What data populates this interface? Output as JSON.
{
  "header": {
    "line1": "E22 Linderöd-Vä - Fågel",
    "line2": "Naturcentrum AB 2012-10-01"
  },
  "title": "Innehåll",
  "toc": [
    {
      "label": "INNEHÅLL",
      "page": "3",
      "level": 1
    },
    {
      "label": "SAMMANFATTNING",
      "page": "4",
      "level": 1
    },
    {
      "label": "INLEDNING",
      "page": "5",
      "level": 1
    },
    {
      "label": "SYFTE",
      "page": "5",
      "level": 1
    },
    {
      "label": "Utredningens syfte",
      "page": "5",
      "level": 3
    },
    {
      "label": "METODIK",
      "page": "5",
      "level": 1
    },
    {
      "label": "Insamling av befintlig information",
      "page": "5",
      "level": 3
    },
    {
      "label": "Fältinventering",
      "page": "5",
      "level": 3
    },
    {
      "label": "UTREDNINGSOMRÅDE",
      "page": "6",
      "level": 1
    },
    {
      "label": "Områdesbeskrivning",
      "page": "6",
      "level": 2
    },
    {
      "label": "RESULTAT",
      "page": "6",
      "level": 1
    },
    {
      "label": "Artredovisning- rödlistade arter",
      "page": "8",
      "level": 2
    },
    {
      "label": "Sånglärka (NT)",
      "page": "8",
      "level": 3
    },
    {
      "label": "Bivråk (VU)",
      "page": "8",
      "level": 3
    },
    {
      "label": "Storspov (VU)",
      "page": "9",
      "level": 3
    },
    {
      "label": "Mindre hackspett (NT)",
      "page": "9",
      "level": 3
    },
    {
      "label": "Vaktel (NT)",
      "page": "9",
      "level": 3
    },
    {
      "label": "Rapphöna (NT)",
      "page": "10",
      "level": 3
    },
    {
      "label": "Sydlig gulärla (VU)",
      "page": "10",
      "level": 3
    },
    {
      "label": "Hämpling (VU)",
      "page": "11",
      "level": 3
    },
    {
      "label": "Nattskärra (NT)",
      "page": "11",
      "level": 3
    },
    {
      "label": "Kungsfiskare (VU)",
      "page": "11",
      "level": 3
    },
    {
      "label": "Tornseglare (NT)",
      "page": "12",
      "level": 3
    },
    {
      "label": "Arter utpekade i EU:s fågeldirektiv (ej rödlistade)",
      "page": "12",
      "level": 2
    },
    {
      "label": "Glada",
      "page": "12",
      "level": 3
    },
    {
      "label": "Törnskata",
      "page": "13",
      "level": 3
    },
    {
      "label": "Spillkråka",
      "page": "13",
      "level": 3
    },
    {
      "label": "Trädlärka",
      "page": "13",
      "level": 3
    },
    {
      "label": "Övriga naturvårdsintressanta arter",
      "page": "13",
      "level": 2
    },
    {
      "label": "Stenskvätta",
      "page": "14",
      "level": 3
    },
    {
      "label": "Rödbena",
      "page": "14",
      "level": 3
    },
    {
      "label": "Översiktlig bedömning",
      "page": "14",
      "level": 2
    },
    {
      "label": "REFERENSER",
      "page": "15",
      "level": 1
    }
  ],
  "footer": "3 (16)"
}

━━━━

Reply with one number only: the count of lines in the entries that contain "rödlistade".

### Response to the task
2